▶ **Records provided**:
========================================================================
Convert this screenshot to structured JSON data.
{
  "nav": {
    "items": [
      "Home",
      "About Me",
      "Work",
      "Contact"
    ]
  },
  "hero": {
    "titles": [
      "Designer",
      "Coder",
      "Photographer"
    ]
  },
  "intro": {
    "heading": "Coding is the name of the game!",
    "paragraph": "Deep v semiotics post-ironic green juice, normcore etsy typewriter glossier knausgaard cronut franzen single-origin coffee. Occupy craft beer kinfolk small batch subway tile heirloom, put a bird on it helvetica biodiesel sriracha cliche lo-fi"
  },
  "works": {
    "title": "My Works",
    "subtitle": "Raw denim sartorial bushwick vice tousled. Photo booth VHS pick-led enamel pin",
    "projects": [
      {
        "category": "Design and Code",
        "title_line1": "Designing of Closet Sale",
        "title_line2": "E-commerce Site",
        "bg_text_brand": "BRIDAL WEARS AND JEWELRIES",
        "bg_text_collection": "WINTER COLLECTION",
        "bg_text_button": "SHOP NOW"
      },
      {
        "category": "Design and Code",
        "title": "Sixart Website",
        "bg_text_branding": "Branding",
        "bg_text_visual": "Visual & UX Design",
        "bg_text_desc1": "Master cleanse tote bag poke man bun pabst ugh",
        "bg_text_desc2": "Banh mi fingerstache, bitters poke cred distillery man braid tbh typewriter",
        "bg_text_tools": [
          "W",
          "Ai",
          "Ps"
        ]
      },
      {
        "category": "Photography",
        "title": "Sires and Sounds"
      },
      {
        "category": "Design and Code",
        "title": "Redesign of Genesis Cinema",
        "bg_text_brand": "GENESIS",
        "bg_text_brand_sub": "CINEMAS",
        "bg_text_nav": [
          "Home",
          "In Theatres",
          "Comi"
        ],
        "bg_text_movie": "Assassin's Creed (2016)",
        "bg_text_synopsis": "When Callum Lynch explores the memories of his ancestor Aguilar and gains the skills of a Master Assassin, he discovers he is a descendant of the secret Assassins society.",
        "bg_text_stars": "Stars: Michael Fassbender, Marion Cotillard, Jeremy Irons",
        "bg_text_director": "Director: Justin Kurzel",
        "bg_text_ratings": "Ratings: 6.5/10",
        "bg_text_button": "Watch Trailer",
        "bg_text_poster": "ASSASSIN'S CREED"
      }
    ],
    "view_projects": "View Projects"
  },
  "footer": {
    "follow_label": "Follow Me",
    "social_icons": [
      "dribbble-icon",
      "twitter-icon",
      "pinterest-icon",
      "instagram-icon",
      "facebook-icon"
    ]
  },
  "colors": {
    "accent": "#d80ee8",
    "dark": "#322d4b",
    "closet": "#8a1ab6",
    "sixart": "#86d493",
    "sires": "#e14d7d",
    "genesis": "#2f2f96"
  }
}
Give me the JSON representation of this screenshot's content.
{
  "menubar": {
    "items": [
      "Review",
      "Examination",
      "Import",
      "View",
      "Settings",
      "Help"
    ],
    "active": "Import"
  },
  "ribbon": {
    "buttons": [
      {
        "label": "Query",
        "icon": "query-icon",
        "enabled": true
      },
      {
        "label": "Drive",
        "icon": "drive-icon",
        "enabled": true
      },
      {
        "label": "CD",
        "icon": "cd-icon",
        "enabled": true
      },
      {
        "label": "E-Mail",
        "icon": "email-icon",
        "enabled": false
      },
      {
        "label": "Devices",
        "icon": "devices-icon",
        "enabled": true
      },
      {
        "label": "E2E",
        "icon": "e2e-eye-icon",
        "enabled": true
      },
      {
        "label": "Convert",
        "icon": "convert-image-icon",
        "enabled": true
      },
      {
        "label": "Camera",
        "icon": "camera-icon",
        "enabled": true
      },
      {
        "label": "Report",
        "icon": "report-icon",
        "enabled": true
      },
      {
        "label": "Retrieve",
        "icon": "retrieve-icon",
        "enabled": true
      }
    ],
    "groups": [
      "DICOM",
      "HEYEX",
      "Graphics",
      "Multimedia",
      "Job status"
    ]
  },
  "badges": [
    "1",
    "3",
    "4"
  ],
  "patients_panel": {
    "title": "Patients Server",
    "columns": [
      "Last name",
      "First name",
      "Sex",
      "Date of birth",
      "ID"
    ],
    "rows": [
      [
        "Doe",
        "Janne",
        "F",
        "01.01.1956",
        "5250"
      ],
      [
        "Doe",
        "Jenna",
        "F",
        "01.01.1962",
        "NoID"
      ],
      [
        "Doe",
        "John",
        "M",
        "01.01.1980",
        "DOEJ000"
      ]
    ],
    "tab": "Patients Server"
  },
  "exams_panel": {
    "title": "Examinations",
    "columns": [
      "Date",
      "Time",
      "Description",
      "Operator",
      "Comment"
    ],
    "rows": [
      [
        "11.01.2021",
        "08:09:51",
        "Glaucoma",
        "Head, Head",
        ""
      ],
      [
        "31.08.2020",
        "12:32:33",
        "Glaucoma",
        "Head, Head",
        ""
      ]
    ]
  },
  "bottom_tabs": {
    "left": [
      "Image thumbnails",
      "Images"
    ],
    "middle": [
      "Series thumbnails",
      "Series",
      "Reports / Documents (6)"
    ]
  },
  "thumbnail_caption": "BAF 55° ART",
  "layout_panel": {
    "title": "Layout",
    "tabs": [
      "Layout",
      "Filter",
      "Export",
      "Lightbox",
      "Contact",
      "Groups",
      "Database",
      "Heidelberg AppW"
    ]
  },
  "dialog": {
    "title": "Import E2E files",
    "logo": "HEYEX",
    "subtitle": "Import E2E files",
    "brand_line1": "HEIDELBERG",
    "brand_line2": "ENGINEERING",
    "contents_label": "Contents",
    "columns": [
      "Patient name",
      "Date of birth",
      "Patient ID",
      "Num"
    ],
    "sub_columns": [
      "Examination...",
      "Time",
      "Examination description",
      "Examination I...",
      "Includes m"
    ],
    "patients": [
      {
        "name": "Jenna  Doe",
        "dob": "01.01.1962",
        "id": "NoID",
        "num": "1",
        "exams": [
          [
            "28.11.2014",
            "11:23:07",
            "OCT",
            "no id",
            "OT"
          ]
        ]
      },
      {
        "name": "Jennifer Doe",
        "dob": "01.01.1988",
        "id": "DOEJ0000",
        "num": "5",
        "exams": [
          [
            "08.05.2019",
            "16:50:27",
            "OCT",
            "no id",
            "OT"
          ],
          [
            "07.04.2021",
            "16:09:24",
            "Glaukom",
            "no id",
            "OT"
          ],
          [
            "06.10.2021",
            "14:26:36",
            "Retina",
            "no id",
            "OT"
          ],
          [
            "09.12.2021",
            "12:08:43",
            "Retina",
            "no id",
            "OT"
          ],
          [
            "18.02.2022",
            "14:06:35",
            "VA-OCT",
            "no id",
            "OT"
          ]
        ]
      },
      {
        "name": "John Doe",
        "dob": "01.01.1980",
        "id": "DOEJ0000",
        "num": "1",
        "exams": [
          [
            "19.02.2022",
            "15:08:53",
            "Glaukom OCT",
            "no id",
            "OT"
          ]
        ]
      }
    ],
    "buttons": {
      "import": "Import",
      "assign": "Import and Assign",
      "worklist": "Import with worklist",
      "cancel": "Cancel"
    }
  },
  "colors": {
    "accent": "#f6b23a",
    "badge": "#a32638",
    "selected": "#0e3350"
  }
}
========================================================================
▶ **Task item**: Print the records above exactly as they appear.

▶ **Task response**:
Convert this screenshot to structured JSON data.
{
  "nav": {
    "items": [
      "Home",
      "About Me",
      "Work",
      "Contact"
    ]
  },
  "hero": {
    "titles": [
      "Designer",
      "Coder",
      "Photographer"
    ]
  },
  "intro": {
    "heading": "Coding is the name of the game!",
    "paragraph": "Deep v semiotics post-ironic green juice, normcore etsy typewriter glossier knausgaard cronut franzen single-origin coffee. Occupy craft beer kinfolk small batch subway tile heirloom, put a bird on it helvetica biodiesel sriracha cliche lo-fi"
  },
  "works": {
    "title": "My Works",
    "subtitle": "Raw denim sartorial bushwick vice tousled. Photo booth VHS pick-led enamel pin",
    "projects": [
      {
        "category": "Design and Code",
        "title_line1": "Designing of Closet Sale",
        "title_line2": "E-commerce Site",
        "bg_text_brand": "BRIDAL WEARS AND JEWELRIES",
        "bg_text_collection": "WINTER COLLECTION",
        "bg_text_button": "SHOP NOW"
      },
      {
        "category": "Design and Code",
        "title": "Sixart Website",
        "bg_text_branding": "Branding",
        "bg_text_visual": "Visual & UX Design",
        "bg_text_desc1": "Master cleanse tote bag poke man bun pabst ugh",
        "bg_text_desc2": "Banh mi fingerstache, bitters poke cred distillery man braid tbh typewriter",
        "bg_text_tools": [
          "W",
          "Ai",
          "Ps"
        ]
      },
      {
        "category": "Photography",
        "title": "Sires and Sounds"
      },
      {
        "category": "Design and Code",
        "title": "Redesign of Genesis Cinema",
        "bg_text_brand": "GENESIS",
        "bg_text_brand_sub": "CINEMAS",
        "bg_text_nav": [
          "Home",
          "In Theatres",
          "Comi"
        ],
        "bg_text_movie": "Assassin's Creed (2016)",
        "bg_text_synopsis": "When Callum Lynch explores the memories of his ancestor Aguilar and gains the skills of a Master Assassin, he discovers he is a descendant of the secret Assassins society.",
        "bg_text_stars": "Stars: Michael Fassbender, Marion Cotillard, Jeremy Irons",
        "bg_text_director": "Director: Justin Kurzel",
        "bg_text_ratings": "Ratings: 6.5/10",
        "bg_text_button": "Watch Trailer",
        "bg_text_poster": "ASSASSIN'S CREED"
      }
    ],
    "view_projects": "View Projects"
  },
  "footer": {
    "follow_label": "Follow Me",
    "social_icons": [
      "dribbble-icon",
      "twitter-icon",
      "pinterest-icon",
      "instagram-icon",
      "facebook-icon"
    ]
  },
  "colors": {
    "accent": "#d80ee8",
    "dark": "#322d4b",
    "closet": "#8a1ab6",
    "sixart": "#86d493",
    "sires": "#e14d7d",
    "genesis": "#2f2f96"
  }
}
Give me the JSON representation of this screenshot's content.
{
  "menubar": {
    "items": [
      "Review",
      "Examination",
      "Import",
      "View",
      "Settings",
      "Help"
    ],
    "active": "Import"
  },
  "ribbon": {
    "buttons": [
      {
        "label": "Query",
        "icon": "query-icon",
        "enabled": true
      },
      {
        "label": "Drive",
        "icon": "drive-icon",
        "enabled": true
      },
      {
        "label": "CD",
        "icon": "cd-icon",
        "enabled": true
      },
      {
        "label": "E-Mail",
        "icon": "email-icon",
        "enabled": false
      },
      {
        "label": "Devices",
        "icon": "devices-icon",
        "enabled": true
      },
      {
        "label": "E2E",
        "icon": "e2e-eye-icon",
        "enabled": true
      },
      {
        "label": "Convert",
        "icon": "convert-image-icon",
        "enabled": true
      },
      {
        "label": "Camera",
        "icon": "camera-icon",
        "enabled": true
      },
      {
        "label": "Report",
        "icon": "report-icon",
        "enabled": true
      },
      {
        "label": "Retrieve",
        "icon": "retrieve-icon",
        "enabled": true
      }
    ],
    "groups": [
      "DICOM",
      "HEYEX",
      "Graphics",
      "Multimedia",
      "Job status"
    ]
  },
  "badges": [
    "1",
    "3",
    "4"
  ],
  "patients_panel": {
    "title": "Patients Server",
    "columns": [
      "Last name",
      "First name",
      "Sex",
      "Date of birth",
      "ID"
    ],
    "rows": [
      [
        "Doe",
        "Janne",
        "F",
        "01.01.1956",
        "5250"
      ],
      [
        "Doe",
        "Jenna",
        "F",
        "01.01.1962",
        "NoID"
      ],
      [
        "Doe",
        "John",
        "M",
        "01.01.1980",
        "DOEJ000"
      ]
    ],
    "tab": "Patients Server"
  },
  "exams_panel": {
    "title": "Examinations",
    "columns": [
      "Date",
      "Time",
      "Description",
      "Operator",
      "Comment"
    ],
    "rows": [
      [
        "11.01.2021",
        "08:09:51",
        "Glaucoma",
        "Head, Head",
        ""
      ],
      [
        "31.08.2020",
        "12:32:33",
        "Glaucoma",
        "Head, Head",
        ""
      ]
    ]
  },
  "bottom_tabs": {
    "left": [
      "Image thumbnails",
      "Images"
    ],
    "middle": [
      "Series thumbnails",
      "Series",
      "Reports / Documents (6)"
    ]
  },
  "thumbnail_caption": "BAF 55° ART",
  "layout_panel": {
    "title": "Layout",
    "tabs": [
      "Layout",
      "Filter",
      "Export",
      "Lightbox",
      "Contact",
      "Groups",
      "Database",
      "Heidelberg AppW"
    ]
  },
  "dialog": {
    "title": "Import E2E files",
    "logo": "HEYEX",
    "subtitle": "Import E2E files",
    "brand_line1": "HEIDELBERG",
    "brand_line2": "ENGINEERING",
    "contents_label": "Contents",
    "columns": [
      "Patient name",
      "Date of birth",
      "Patient ID",
      "Num"
    ],
    "sub_columns": [
      "Examination...",
      "Time",
      "Examination description",
      "Examination I...",
      "Includes m"
    ],
    "patients": [
      {
        "name": "Jenna  Doe",
        "dob": "01.01.1962",
        "id": "NoID",
        "num": "1",
        "exams": [
          [
            "28.11.2014",
            "11:23:07",
            "OCT",
            "no id",
            "OT"
          ]
        ]
      },
      {
        "name": "Jennifer Doe",
        "dob": "01.01.1988",
        "id": "DOEJ0000",
        "num": "5",
        "exams": [
          [
            "08.05.2019",
            "16:50:27",
            "OCT",
            "no id",
            "OT"
          ],
          [
            "07.04.2021",
            "16:09:24",
            "Glaukom",
            "no id",
            "OT"
          ],
          [
            "06.10.2021",
            "14:26:36",
            "Retina",
            "no id",
            "OT"
          ],
          [
            "09.12.2021",
            "12:08:43",
            "Retina",
            "no id",
            "OT"
          ],
          [
            "18.02.2022",
            "14:06:35",
            "VA-OCT",
            "no id",
            "OT"
          ]
        ]
      },
      {
        "name": "John Doe",
        "dob": "01.01.1980",
        "id": "DOEJ0000",
        "num": "1",
        "exams": [
          [
            "19.02.2022",
            "15:08:53",
            "Glaukom OCT",
            "no id",
            "OT"
          ]
        ]
      }
    ],
    "buttons": {
      "import": "Import",
      "assign": "Import and Assign",
      "worklist": "Import with worklist",
      "cancel": "Cancel"
    }
  },
  "colors": {
    "accent": "#f6b23a",
    "badge": "#a32638",
    "selected": "#0e3350"
  }
}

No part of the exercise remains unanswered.